### AIM OF THE EXERCISE
Extract the listing in its entirety, keeping each line identical to the original.

[Figure record extracts]
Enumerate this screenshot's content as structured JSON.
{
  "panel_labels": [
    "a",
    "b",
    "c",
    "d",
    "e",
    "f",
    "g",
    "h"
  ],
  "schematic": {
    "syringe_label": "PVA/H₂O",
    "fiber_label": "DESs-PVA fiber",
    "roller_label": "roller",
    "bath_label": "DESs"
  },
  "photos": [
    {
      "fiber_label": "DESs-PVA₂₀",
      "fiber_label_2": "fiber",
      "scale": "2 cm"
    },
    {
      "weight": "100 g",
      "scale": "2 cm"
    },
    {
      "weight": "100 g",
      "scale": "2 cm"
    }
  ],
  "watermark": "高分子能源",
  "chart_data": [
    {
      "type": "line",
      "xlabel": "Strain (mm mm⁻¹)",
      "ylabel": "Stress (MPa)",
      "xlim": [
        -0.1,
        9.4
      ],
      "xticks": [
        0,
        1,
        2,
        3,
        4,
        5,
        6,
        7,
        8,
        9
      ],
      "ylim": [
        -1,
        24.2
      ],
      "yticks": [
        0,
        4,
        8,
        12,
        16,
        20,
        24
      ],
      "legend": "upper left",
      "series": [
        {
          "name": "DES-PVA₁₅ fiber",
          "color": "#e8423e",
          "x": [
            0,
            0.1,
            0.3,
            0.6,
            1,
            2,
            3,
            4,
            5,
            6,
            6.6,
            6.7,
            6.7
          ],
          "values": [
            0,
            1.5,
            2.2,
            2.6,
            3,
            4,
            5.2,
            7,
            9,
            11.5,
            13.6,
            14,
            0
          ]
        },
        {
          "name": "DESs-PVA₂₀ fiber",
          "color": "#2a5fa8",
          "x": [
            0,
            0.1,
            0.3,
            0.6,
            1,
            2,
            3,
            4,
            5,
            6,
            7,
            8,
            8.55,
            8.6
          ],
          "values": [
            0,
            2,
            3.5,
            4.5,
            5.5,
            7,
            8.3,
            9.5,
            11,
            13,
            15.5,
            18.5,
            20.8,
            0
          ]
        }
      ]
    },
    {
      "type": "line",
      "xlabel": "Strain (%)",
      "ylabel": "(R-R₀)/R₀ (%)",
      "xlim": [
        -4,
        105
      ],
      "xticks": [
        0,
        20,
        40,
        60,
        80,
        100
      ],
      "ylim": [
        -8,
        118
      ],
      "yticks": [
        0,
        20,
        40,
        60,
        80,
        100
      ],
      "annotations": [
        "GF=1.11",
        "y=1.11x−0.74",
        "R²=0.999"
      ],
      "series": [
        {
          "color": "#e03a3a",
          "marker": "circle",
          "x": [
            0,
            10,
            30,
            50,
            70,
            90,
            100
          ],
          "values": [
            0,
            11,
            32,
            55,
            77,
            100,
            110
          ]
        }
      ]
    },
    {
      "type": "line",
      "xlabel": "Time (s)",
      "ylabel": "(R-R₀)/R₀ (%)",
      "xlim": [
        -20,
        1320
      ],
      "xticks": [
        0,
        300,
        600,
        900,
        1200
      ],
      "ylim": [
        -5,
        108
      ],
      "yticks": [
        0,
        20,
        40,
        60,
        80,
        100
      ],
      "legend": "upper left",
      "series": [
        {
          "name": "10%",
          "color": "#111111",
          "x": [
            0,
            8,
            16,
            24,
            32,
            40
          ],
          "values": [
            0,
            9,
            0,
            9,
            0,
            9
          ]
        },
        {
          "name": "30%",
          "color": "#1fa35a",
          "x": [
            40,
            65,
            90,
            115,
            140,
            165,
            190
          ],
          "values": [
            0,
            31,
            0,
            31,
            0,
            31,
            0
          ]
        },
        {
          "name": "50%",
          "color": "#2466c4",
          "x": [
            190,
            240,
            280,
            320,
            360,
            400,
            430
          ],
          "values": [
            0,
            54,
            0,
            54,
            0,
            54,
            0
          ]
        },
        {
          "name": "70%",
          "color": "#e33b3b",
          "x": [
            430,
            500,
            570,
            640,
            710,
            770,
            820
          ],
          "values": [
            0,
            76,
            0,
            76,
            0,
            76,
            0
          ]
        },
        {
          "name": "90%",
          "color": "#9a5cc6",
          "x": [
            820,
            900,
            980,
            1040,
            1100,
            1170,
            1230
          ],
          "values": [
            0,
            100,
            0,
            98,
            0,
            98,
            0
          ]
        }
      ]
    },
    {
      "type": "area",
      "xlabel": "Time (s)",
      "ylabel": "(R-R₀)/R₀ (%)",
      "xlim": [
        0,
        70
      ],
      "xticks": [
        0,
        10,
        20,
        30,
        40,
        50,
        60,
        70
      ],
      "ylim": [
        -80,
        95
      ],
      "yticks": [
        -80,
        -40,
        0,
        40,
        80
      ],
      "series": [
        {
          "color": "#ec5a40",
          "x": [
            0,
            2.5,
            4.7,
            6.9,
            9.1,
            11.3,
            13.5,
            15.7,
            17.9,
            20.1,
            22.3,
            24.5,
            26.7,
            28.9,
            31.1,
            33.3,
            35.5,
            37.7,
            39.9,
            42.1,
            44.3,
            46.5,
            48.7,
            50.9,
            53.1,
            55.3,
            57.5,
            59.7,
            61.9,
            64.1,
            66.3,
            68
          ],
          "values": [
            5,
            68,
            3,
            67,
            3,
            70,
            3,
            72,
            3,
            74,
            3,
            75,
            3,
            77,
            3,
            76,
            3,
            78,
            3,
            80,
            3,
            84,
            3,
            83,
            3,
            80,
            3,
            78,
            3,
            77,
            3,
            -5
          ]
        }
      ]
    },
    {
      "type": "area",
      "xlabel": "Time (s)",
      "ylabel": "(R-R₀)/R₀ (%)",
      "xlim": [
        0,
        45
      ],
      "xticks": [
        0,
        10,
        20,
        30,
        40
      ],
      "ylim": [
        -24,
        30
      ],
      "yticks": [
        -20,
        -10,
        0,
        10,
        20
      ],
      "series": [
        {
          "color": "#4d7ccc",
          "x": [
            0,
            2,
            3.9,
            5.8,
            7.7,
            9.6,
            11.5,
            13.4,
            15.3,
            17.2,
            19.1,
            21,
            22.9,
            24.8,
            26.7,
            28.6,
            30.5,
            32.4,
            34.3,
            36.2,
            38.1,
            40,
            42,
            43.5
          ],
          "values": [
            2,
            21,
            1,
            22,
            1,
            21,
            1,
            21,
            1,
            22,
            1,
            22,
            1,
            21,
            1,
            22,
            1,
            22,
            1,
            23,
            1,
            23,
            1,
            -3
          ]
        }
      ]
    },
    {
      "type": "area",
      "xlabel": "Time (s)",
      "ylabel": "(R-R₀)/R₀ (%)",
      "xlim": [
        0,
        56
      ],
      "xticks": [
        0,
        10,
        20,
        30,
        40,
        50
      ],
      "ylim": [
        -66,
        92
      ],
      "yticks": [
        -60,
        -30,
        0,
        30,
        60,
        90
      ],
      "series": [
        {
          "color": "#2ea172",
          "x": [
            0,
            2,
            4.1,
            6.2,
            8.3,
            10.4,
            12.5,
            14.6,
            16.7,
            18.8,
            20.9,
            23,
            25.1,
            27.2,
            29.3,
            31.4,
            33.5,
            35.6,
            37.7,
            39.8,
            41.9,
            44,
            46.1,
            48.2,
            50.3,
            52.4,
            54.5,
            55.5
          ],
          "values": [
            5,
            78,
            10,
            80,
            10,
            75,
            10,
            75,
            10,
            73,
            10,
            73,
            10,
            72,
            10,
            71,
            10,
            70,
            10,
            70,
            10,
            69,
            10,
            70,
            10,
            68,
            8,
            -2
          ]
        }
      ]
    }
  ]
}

### RESULT OF THIS TASK
Enumerate this screenshot's content as structured JSON.
{
  "panel_labels": [
    "a",
    "b",
    "c",
    "d",
    "e",
    "f",
    "g",
    "h"
  ],
  "schematic": {
    "syringe_label": "PVA/H₂O",
    "fiber_label": "DESs-PVA fiber",
    "roller_label": "roller",
    "bath_label": "DESs"
  },
  "photos": [
    {
      "fiber_label": "DESs-PVA₂₀",
      "fiber_label_2": "fiber",
      "scale": "2 cm"
    },
    {
      "weight": "100 g",
      "scale": "2 cm"
    },
    {
      "weight": "100 g",
      "scale": "2 cm"
    }
  ],
  "watermark": "高分子能源",
  "chart_data": [
    {
      "type": "line",
      "xlabel": "Strain (mm mm⁻¹)",
      "ylabel": "Stress (MPa)",
      "xlim": [
        -0.1,
        9.4
      ],
      "xticks": [
        0,
        1,
        2,
        3,
        4,
        5,
        6,
        7,
        8,
        9
      ],
      "ylim": [
        -1,
        24.2
      ],
      "yticks": [
        0,
        4,
        8,
        12,
        16,
        20,
        24
      ],
      "legend": "upper left",
      "series": [
        {
          "name": "DES-PVA₁₅ fiber",
          "color": "#e8423e",
          "x": [
            0,
            0.1,
            0.3,
            0.6,
            1,
            2,
            3,
            4,
            5,
            6,
            6.6,
            6.7,
            6.7
          ],
          "values": [
            0,
            1.5,
            2.2,
            2.6,
            3,
            4,
            5.2,
            7,
            9,
            11.5,
            13.6,
            14,
            0
          ]
        },
        {
          "name": "DESs-PVA₂₀ fiber",
          "color": "#2a5fa8",
          "x": [
            0,
            0.1,
            0.3,
            0.6,
            1,
            2,
            3,
            4,
            5,
            6,
            7,
            8,
            8.55,
            8.6
          ],
          "values": [
            0,
            2,
            3.5,
            4.5,
            5.5,
            7,
            8.3,
            9.5,
            11,
            13,
            15.5,
            18.5,
            20.8,
            0
          ]
        }
      ]
    },
    {
      "type": "line",
      "xlabel": "Strain (%)",
      "ylabel": "(R-R₀)/R₀ (%)",
      "xlim": [
        -4,
        105
      ],
      "xticks": [
        0,
        20,
        40,
        60,
        80,
        100
      ],
      "ylim": [
        -8,
        118
      ],
      "yticks": [
        0,
        20,
        40,
        60,
        80,
        100
      ],
      "annotations": [
        "GF=1.11",
        "y=1.11x−0.74",
        "R²=0.999"
      ],
      "series": [
        {
          "color": "#e03a3a",
          "marker": "circle",
          "x": [
            0,
            10,
            30,
            50,
            70,
            90,
            100
          ],
          "values": [
            0,
            11,
            32,
            55,
            77,
            100,
            110
          ]
        }
      ]
    },
    {
      "type": "line",
      "xlabel": "Time (s)",
      "ylabel": "(R-R₀)/R₀ (%)",
      "xlim": [
        -20,
        1320
      ],
      "xticks": [
        0,
        300,
        600,
        900,
        1200
      ],
      "ylim": [
        -5,
        108
      ],
      "yticks": [
        0,
        20,
        40,
        60,
        80,
        100
      ],
      "legend": "upper left",
      "series": [
        {
          "name": "10%",
          "color": "#111111",
          "x": [
            0,
            8,
            16,
            24,
            32,
            40
          ],
          "values": [
            0,
            9,
            0,
            9,
            0,
            9
          ]
        },
        {
          "name": "30%",
          "color": "#1fa35a",
          "x": [
            40,
            65,
            90,
            115,
            140,
            165,
            190
          ],
          "values": [
            0,
            31,
            0,
            31,
            0,
            31,
            0
          ]
        },
        {
          "name": "50%",
          "color": "#2466c4",
          "x": [
            190,
            240,
            280,
            320,
            360,
            400,
            430
          ],
          "values": [
            0,
            54,
            0,
            54,
            0,
            54,
            0
          ]
        },
        {
          "name": "70%",
          "color": "#e33b3b",
          "x": [
            430,
            500,
            570,
            640,
            710,
            770,
            820
          ],
          "values": [
            0,
            76,
            0,
            76,
            0,
            76,
            0
          ]
        },
        {
          "name": "90%",
          "color": "#9a5cc6",
          "x": [
            820,
            900,
            980,
            1040,
            1100,
            1170,
            1230
          ],
          "values": [
            0,
            100,
            0,
            98,
            0,
            98,
            0
          ]
        }
      ]
    },
    {
      "type": "area",
      "xlabel": "Time (s)",
      "ylabel": "(R-R₀)/R₀ (%)",
      "xlim": [
        0,
        70
      ],
      "xticks": [
        0,
        10,
        20,
        30,
        40,
        50,
        60,
        70
      ],
      "ylim": [
        -80,
        95
      ],
      "yticks": [
        -80,
        -40,
        0,
        40,
        80
      ],
      "series": [
        {
          "color": "#ec5a40",
          "x": [
            0,
            2.5,
            4.7,
            6.9,
            9.1,
            11.3,
            13.5,
            15.7,
            17.9,
            20.1,
            22.3,
            24.5,
            26.7,
            28.9,
            31.1,
            33.3,
            35.5,
            37.7,
            39.9,
            42.1,
            44.3,
            46.5,
            48.7,
            50.9,
            53.1,
            55.3,
            57.5,
            59.7,
            61.9,
            64.1,
            66.3,
            68
          ],
          "values": [
            5,
            68,
            3,
            67,
            3,
            70,
            3,
            72,
            3,
            74,
            3,
            75,
            3,
            77,
            3,
            76,
            3,
            78,
            3,
            80,
            3,
            84,
            3,
            83,
            3,
            80,
            3,
            78,
            3,
            77,
            3,
            -5
          ]
        }
      ]
    },
    {
      "type": "area",
      "xlabel": "Time (s)",
      "ylabel": "(R-R₀)/R₀ (%)",
      "xlim": [
        0,
        45
      ],
      "xticks": [
        0,
        10,
        20,
        30,
        40
      ],
      "ylim": [
        -24,
        30
      ],
      "yticks": [
        -20,
        -10,
        0,
        10,
        20
      ],
      "series": [
        {
          "color": "#4d7ccc",
          "x": [
            0,
            2,
            3.9,
            5.8,
            7.7,
            9.6,
            11.5,
            13.4,
            15.3,
            17.2,
            19.1,
            21,
            22.9,
            24.8,
            26.7,
            28.6,
            30.5,
            32.4,
            34.3,
            36.2,
            38.1,
            40,
            42,
            43.5
          ],
          "values": [
            2,
            21,
            1,
            22,
            1,
            21,
            1,
            21,
            1,
            22,
            1,
            22,
            1,
            21,
            1,
            22,
            1,
            22,
            1,
            23,
            1,
            23,
            1,
            -3
          ]
        }
      ]
    },
    {
      "type": "area",
      "xlabel": "Time (s)",
      "ylabel": "(R-R₀)/R₀ (%)",
      "xlim": [
        0,
        56
      ],
      "xticks": [
        0,
        10,
        20,
        30,
        40,
        50
      ],
      "ylim": [
        -66,
        92
      ],
      "yticks": [
        -60,
        -30,
        0,
        30,
        60,
        90
      ],
      "series": [
        {
          "color": "#2ea172",
          "x": [
            0,
            2,
            4.1,
            6.2,
            8.3,
            10.4,
            12.5,
            14.6,
            16.7,
            18.8,
            20.9,
            23,
            25.1,
            27.2,
            29.3,
            31.4,
            33.5,
            35.6,
            37.7,
            39.8,
            41.9,
            44,
            46.1,
            48.2,
            50.3,
            52.4,
            54.5,
            55.5
          ],
          "values": [
            5,
            78,
            10,
            80,
            10,
            75,
            10,
            75,
            10,
            73,
            10,
            73,
            10,
            72,
            10,
            71,
            10,
            70,
            10,
            70,
            10,
            69,
            10,
            70,
            10,
            68,
            8,
            -2
          ]
        }
      ]
    }
  ]
}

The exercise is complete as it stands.